Work to do: Do not include the pictures; repeat the rest of the data exactly.
## BEGIN
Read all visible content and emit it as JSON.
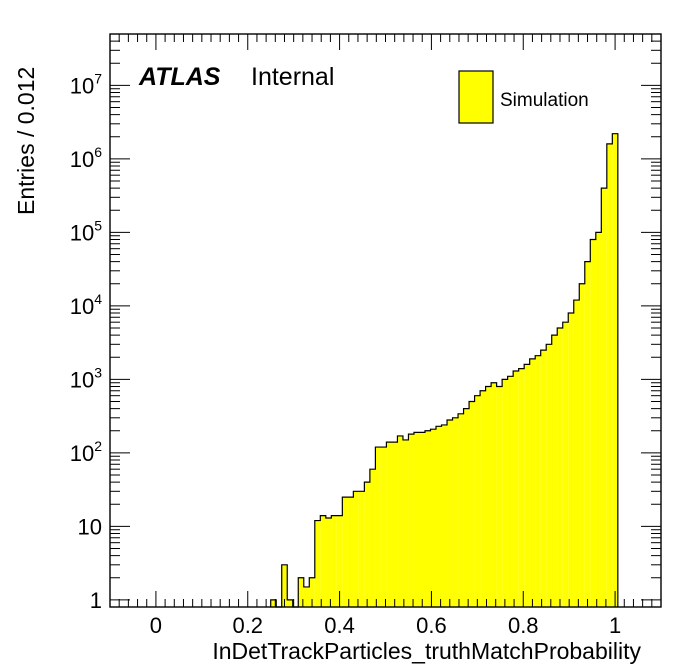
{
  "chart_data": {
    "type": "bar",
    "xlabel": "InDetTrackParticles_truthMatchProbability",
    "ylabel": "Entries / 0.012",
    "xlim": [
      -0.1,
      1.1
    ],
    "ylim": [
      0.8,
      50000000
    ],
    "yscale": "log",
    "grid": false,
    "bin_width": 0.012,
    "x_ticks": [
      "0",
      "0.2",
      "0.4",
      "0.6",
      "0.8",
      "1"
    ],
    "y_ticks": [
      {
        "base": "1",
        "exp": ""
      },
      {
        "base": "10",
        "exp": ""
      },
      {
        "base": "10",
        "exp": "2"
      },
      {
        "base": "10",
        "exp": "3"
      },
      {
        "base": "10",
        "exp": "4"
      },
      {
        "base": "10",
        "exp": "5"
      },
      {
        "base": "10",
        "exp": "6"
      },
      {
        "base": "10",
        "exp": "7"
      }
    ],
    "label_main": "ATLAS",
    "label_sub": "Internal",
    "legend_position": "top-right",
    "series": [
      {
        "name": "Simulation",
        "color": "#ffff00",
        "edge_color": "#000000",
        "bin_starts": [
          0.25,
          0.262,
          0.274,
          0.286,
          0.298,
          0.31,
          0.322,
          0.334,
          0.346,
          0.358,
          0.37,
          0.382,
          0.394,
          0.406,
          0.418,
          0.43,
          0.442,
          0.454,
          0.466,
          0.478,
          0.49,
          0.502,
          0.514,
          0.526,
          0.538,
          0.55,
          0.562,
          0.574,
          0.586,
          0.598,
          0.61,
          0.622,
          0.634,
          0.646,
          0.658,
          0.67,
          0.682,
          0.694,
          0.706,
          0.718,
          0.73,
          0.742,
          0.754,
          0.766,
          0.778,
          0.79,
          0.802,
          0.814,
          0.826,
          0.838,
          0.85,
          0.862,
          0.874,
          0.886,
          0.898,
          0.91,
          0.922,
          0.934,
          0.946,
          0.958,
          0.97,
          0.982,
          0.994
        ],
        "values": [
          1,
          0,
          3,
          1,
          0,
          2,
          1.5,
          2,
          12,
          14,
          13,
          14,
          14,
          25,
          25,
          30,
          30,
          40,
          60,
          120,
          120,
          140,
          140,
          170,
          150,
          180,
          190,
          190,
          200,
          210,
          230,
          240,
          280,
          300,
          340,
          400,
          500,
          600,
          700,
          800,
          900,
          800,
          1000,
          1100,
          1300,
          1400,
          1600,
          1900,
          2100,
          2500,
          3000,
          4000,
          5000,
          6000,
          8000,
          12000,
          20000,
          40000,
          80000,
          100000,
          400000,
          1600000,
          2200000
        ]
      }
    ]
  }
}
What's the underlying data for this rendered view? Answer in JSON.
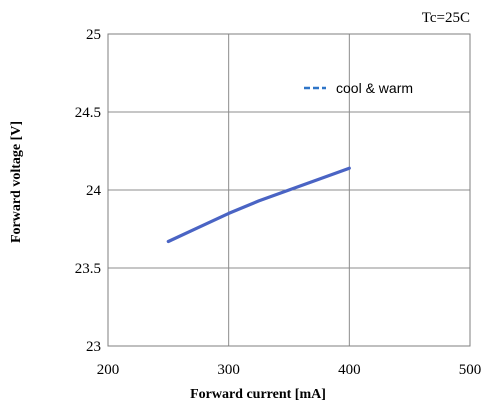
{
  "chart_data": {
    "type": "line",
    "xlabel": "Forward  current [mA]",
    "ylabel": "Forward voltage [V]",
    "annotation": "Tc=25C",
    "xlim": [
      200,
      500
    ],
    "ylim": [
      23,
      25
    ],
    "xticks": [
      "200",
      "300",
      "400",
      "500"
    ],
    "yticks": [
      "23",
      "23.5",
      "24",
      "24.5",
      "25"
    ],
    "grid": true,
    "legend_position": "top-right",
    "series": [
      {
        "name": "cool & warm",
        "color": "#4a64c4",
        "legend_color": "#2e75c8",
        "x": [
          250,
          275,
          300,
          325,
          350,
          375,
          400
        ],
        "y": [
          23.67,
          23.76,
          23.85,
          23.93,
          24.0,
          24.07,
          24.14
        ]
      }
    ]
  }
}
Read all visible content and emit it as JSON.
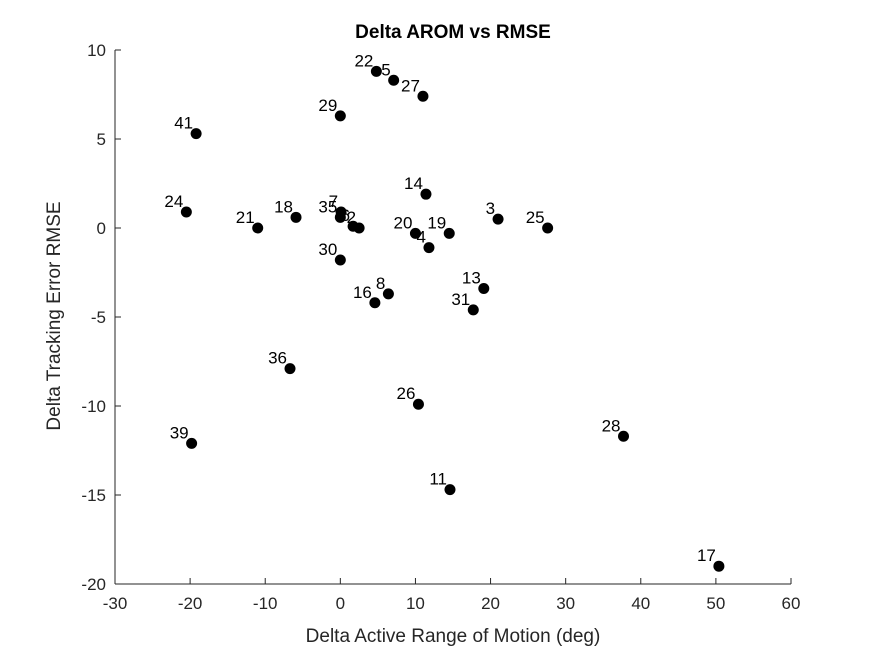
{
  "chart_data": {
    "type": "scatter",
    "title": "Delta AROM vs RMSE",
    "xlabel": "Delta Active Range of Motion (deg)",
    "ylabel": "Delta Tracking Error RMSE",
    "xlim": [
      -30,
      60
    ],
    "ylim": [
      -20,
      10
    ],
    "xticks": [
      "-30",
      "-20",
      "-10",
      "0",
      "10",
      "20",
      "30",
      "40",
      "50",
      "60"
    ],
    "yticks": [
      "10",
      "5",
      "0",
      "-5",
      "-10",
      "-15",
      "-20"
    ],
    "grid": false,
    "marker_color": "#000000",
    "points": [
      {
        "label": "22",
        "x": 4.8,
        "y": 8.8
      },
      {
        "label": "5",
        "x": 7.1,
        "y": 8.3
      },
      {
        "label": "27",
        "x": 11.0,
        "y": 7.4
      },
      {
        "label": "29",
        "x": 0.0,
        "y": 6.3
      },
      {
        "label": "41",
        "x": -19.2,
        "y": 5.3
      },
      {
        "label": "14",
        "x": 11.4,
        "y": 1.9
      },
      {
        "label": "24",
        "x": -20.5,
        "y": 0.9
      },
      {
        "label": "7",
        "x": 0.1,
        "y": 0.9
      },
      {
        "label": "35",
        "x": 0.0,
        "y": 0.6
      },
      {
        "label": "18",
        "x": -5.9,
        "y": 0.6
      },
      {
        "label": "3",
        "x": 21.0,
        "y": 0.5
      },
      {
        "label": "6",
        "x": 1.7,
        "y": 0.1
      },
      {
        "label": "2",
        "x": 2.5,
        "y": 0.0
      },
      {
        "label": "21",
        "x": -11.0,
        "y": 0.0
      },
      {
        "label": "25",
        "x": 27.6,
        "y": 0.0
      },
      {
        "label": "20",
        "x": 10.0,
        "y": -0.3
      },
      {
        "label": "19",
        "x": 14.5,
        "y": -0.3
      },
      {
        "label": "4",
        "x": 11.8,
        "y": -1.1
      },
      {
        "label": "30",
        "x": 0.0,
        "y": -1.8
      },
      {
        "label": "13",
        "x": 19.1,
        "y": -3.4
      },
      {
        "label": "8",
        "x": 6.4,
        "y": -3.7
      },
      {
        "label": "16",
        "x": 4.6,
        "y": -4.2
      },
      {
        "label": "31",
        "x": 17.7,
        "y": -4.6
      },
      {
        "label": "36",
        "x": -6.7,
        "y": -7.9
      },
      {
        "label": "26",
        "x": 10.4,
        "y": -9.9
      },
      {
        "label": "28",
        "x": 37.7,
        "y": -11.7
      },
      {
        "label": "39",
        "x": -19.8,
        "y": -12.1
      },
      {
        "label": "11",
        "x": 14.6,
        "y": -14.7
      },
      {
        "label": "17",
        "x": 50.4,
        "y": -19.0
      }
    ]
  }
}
## END
Full output:
Read all visible content and emit it as JSON.
{
  "chart_data": {
    "type": "bar",
    "xlabel": "InDetTrackParticles_truthMatchProbability",
    "ylabel": "Entries / 0.012",
    "xlim": [
      -0.1,
      1.1
    ],
    "ylim": [
      0.8,
      50000000
    ],
    "yscale": "log",
    "grid": false,
    "bin_width": 0.012,
    "x_ticks": [
      "0",
      "0.2",
      "0.4",
      "0.6",
      "0.8",
      "1"
    ],
    "y_ticks": [
      {
        "base": "1",
        "exp": ""
      },
      {
        "base": "10",
        "exp": ""
      },
      {
        "base": "10",
        "exp": "2"
      },
      {
        "base": "10",
        "exp": "3"
      },
      {
        "base": "10",
        "exp": "4"
      },
      {
        "base": "10",
        "exp": "5"
      },
      {
        "base": "10",
        "exp": "6"
      },
      {
        "base": "10",
        "exp": "7"
      }
    ],
    "label_main": "ATLAS",
    "label_sub": "Internal",
    "legend_position": "top-right",
    "series": [
      {
        "name": "Simulation",
        "color": "#ffff00",
        "edge_color": "#000000",
        "bin_starts": [
          0.25,
          0.262,
          0.274,
          0.286,
          0.298,
          0.31,
          0.322,
          0.334,
          0.346,
          0.358,
          0.37,
          0.382,
          0.394,
          0.406,
          0.418,
          0.43,
          0.442,
          0.454,
          0.466,
          0.478,
          0.49,
          0.502,
          0.514,
          0.526,
          0.538,
          0.55,
          0.562,
          0.574,
          0.586,
          0.598,
          0.61,
          0.622,
          0.634,
          0.646,
          0.658,
          0.67,
          0.682,
          0.694,
          0.706,
          0.718,
          0.73,
          0.742,
          0.754,
          0.766,
          0.778,
          0.79,
          0.802,
          0.814,
          0.826,
          0.838,
          0.85,
          0.862,
          0.874,
          0.886,
          0.898,
          0.91,
          0.922,
          0.934,
          0.946,
          0.958,
          0.97,
          0.982,
          0.994
        ],
        "values": [
          1,
          0,
          3,
          1,
          0,
          2,
          1.5,
          2,
          12,
          14,
          13,
          14,
          14,
          25,
          25,
          30,
          30,
          40,
          60,
          120,
          120,
          140,
          140,
          170,
          150,
          180,
          190,
          190,
          200,
          210,
          230,
          240,
          280,
          300,
          340,
          400,
          500,
          600,
          700,
          800,
          900,
          800,
          1000,
          1100,
          1300,
          1400,
          1600,
          1900,
          2100,
          2500,
          3000,
          4000,
          5000,
          6000,
          8000,
          12000,
          20000,
          40000,
          80000,
          100000,
          400000,
          1600000,
          2200000
        ]
      }
    ]
  }
}
What's the underlying data for this rendered view? Answer in JSON.
{
  "chart_data": {
    "type": "line",
    "xlabel": "Forward  current [mA]",
    "ylabel": "Forward voltage [V]",
    "annotation": "Tc=25C",
    "xlim": [
      200,
      500
    ],
    "ylim": [
      23,
      25
    ],
    "xticks": [
      "200",
      "300",
      "400",
      "500"
    ],
    "yticks": [
      "23",
      "23.5",
      "24",
      "24.5",
      "25"
    ],
    "grid": true,
    "legend_position": "top-right",
    "series": [
      {
        "name": "cool & warm",
        "color": "#4a64c4",
        "legend_color": "#2e75c8",
        "x": [
          250,
          275,
          300,
          325,
          350,
          375,
          400
        ],
        "y": [
          23.67,
          23.76,
          23.85,
          23.93,
          24.0,
          24.07,
          24.14
        ]
      }
    ]
  }
}
Read all visible content and emit it as JSON.
{
  "chart_data": {
    "type": "scatter",
    "title": "Delta AROM vs RMSE",
    "xlabel": "Delta Active Range of Motion (deg)",
    "ylabel": "Delta Tracking Error RMSE",
    "xlim": [
      -30,
      60
    ],
    "ylim": [
      -20,
      10
    ],
    "xticks": [
      "-30",
      "-20",
      "-10",
      "0",
      "10",
      "20",
      "30",
      "40",
      "50",
      "60"
    ],
    "yticks": [
      "10",
      "5",
      "0",
      "-5",
      "-10",
      "-15",
      "-20"
    ],
    "grid": false,
    "marker_color": "#000000",
    "points": [
      {
        "label": "22",
        "x": 4.8,
        "y": 8.8
      },
      {
        "label": "5",
        "x": 7.1,
        "y": 8.3
      },
      {
        "label": "27",
        "x": 11.0,
        "y": 7.4
      },
      {
        "label": "29",
        "x": 0.0,
        "y": 6.3
      },
      {
        "label": "41",
        "x": -19.2,
        "y": 5.3
      },
      {
        "label": "14",
        "x": 11.4,
        "y": 1.9
      },
      {
        "label": "24",
        "x": -20.5,
        "y": 0.9
      },
      {
        "label": "7",
        "x": 0.1,
        "y": 0.9
      },
      {
        "label": "35",
        "x": 0.0,
        "y": 0.6
      },
      {
        "label": "18",
        "x": -5.9,
        "y": 0.6
      },
      {
        "label": "3",
        "x": 21.0,
        "y": 0.5
      },
      {
        "label": "6",
        "x": 1.7,
        "y": 0.1
      },
      {
        "label": "2",
        "x": 2.5,
        "y": 0.0
      },
      {
        "label": "21",
        "x": -11.0,
        "y": 0.0
      },
      {
        "label": "25",
        "x": 27.6,
        "y": 0.0
      },
      {
        "label": "20",
        "x": 10.0,
        "y": -0.3
      },
      {
        "label": "19",
        "x": 14.5,
        "y": -0.3
      },
      {
        "label": "4",
        "x": 11.8,
        "y": -1.1
      },
      {
        "label": "30",
        "x": 0.0,
        "y": -1.8
      },
      {
        "label": "13",
        "x": 19.1,
        "y": -3.4
      },
      {
        "label": "8",
        "x": 6.4,
        "y": -3.7
      },
      {
        "label": "16",
        "x": 4.6,
        "y": -4.2
      },
      {
        "label": "31",
        "x": 17.7,
        "y": -4.6
      },
      {
        "label": "36",
        "x": -6.7,
        "y": -7.9
      },
      {
        "label": "26",
        "x": 10.4,
        "y": -9.9
      },
      {
        "label": "28",
        "x": 37.7,
        "y": -11.7
      },
      {
        "label": "39",
        "x": -19.8,
        "y": -12.1
      },
      {
        "label": "11",
        "x": 14.6,
        "y": -14.7
      },
      {
        "label": "17",
        "x": 50.4,
        "y": -19.0
      }
    ]
  }
}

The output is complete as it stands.